Restate the complete material exactly.

[Dataset extract]

>>>

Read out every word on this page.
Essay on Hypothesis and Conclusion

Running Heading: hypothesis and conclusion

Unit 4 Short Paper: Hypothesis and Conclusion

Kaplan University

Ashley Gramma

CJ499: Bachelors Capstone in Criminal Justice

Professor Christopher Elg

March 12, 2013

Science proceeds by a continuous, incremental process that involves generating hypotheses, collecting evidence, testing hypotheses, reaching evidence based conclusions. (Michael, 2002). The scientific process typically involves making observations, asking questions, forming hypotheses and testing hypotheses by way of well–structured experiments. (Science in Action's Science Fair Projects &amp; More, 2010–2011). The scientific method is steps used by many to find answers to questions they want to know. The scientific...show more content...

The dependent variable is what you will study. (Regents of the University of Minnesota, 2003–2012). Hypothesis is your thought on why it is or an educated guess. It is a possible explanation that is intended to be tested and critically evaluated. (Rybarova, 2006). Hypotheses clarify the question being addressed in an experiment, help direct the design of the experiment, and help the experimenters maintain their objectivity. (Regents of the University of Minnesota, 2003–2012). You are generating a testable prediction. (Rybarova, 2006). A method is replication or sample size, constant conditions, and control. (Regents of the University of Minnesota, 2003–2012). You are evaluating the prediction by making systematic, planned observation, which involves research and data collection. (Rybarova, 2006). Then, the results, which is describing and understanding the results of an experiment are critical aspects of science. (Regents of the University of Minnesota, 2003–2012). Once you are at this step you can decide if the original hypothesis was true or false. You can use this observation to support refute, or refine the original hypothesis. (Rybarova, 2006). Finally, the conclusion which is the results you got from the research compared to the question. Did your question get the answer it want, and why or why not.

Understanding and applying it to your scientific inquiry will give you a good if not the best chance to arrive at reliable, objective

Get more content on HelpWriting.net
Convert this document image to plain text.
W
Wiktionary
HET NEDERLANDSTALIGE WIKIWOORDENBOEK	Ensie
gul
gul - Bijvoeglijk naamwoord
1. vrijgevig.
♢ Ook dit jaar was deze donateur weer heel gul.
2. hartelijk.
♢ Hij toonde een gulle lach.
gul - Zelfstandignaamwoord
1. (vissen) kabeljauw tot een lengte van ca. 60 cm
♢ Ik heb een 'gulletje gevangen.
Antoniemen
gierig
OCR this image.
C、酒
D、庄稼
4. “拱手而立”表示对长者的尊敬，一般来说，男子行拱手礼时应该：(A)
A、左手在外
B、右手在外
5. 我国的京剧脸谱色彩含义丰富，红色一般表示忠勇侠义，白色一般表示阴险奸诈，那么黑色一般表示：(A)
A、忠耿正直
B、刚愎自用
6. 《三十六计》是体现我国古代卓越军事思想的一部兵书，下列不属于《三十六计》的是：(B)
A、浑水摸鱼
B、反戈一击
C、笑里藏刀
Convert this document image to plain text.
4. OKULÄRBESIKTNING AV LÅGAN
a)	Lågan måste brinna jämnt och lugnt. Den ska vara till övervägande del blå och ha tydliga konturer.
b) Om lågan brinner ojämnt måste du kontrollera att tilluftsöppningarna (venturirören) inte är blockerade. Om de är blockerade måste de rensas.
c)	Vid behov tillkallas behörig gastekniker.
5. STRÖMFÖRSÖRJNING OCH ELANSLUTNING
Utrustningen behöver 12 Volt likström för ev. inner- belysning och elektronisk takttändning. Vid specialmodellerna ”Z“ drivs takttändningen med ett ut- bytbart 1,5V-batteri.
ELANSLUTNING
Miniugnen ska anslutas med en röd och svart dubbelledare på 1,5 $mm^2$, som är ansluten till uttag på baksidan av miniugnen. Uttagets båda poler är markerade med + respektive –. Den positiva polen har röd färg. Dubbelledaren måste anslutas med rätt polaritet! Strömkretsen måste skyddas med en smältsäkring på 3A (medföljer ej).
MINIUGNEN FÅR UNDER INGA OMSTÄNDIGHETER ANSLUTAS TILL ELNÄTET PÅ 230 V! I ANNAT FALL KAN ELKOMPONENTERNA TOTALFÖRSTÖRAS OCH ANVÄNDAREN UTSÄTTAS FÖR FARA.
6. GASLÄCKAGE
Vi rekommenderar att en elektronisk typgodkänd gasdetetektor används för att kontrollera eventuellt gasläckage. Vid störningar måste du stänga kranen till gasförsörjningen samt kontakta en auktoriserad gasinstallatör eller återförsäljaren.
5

<<<

[Finished exercise]
Read out every word on this page.
Essay on Hypothesis and Conclusion

Running Heading: hypothesis and conclusion

Unit 4 Short Paper: Hypothesis and Conclusion

Kaplan University

Ashley Gramma

CJ499: Bachelors Capstone in Criminal Justice

Professor Christopher Elg

March 12, 2013

Science proceeds by a continuous, incremental process that involves generating hypotheses, collecting evidence, testing hypotheses, reaching evidence based conclusions. (Michael, 2002). The scientific process typically involves making observations, asking questions, forming hypotheses and testing hypotheses by way of well–structured experiments. (Science in Action's Science Fair Projects &amp; More, 2010–2011). The scientific method is steps used by many to find answers to questions they want to know. The scientific...show more content...

The dependent variable is what you will study. (Regents of the University of Minnesota, 2003–2012). Hypothesis is your thought on why it is or an educated guess. It is a possible explanation that is intended to be tested and critically evaluated. (Rybarova, 2006). Hypotheses clarify the question being addressed in an experiment, help direct the design of the experiment, and help the experimenters maintain their objectivity. (Regents of the University of Minnesota, 2003–2012). You are generating a testable prediction. (Rybarova, 2006). A method is replication or sample size, constant conditions, and control. (Regents of the University of Minnesota, 2003–2012). You are evaluating the prediction by making systematic, planned observation, which involves research and data collection. (Rybarova, 2006). Then, the results, which is describing and understanding the results of an experiment are critical aspects of science. (Regents of the University of Minnesota, 2003–2012). Once you are at this step you can decide if the original hypothesis was true or false. You can use this observation to support refute, or refine the original hypothesis. (Rybarova, 2006). Finally, the conclusion which is the results you got from the research compared to the question. Did your question get the answer it want, and why or why not.

Understanding and applying it to your scientific inquiry will give you a good if not the best chance to arrive at reliable, objective

Get more content on HelpWriting.net
Convert this document image to plain text.
W
Wiktionary
HET NEDERLANDSTALIGE WIKIWOORDENBOEK	Ensie
gul
gul - Bijvoeglijk naamwoord
1. vrijgevig.
♢ Ook dit jaar was deze donateur weer heel gul.
2. hartelijk.
♢ Hij toonde een gulle lach.
gul - Zelfstandignaamwoord
1. (vissen) kabeljauw tot een lengte van ca. 60 cm
♢ Ik heb een 'gulletje gevangen.
Antoniemen
gierig
OCR this image.
C、酒
D、庄稼
4. “拱手而立”表示对长者的尊敬，一般来说，男子行拱手礼时应该：(A)
A、左手在外
B、右手在外
5. 我国的京剧脸谱色彩含义丰富，红色一般表示忠勇侠义，白色一般表示阴险奸诈，那么黑色一般表示：(A)
A、忠耿正直
B、刚愎自用
6. 《三十六计》是体现我国古代卓越军事思想的一部兵书，下列不属于《三十六计》的是：(B)
A、浑水摸鱼
B、反戈一击
C、笑里藏刀
Convert this document image to plain text.
4. OKULÄRBESIKTNING AV LÅGAN
a)	Lågan måste brinna jämnt och lugnt. Den ska vara till övervägande del blå och ha tydliga konturer.
b) Om lågan brinner ojämnt måste du kontrollera att tilluftsöppningarna (venturirören) inte är blockerade. Om de är blockerade måste de rensas.
c)	Vid behov tillkallas behörig gastekniker.
5. STRÖMFÖRSÖRJNING OCH ELANSLUTNING
Utrustningen behöver 12 Volt likström för ev. inner- belysning och elektronisk takttändning. Vid specialmodellerna ”Z“ drivs takttändningen med ett ut- bytbart 1,5V-batteri.
ELANSLUTNING
Miniugnen ska anslutas med en röd och svart dubbelledare på 1,5 $mm^2$, som är ansluten till uttag på baksidan av miniugnen. Uttagets båda poler är markerade med + respektive –. Den positiva polen har röd färg. Dubbelledaren måste anslutas med rätt polaritet! Strömkretsen måste skyddas med en smältsäkring på 3A (medföljer ej).
MINIUGNEN FÅR UNDER INGA OMSTÄNDIGHETER ANSLUTAS TILL ELNÄTET PÅ 230 V! I ANNAT FALL KAN ELKOMPONENTERNA TOTALFÖRSTÖRAS OCH ANVÄNDAREN UTSÄTTAS FÖR FARA.
6. GASLÄCKAGE
Vi rekommenderar att en elektronisk typgodkänd gasdetetektor används för att kontrollera eventuellt gasläckage. Vid störningar måste du stänga kranen till gasförsörjningen samt kontakta en auktoriserad gasinstallatör eller återförsäljaren.
5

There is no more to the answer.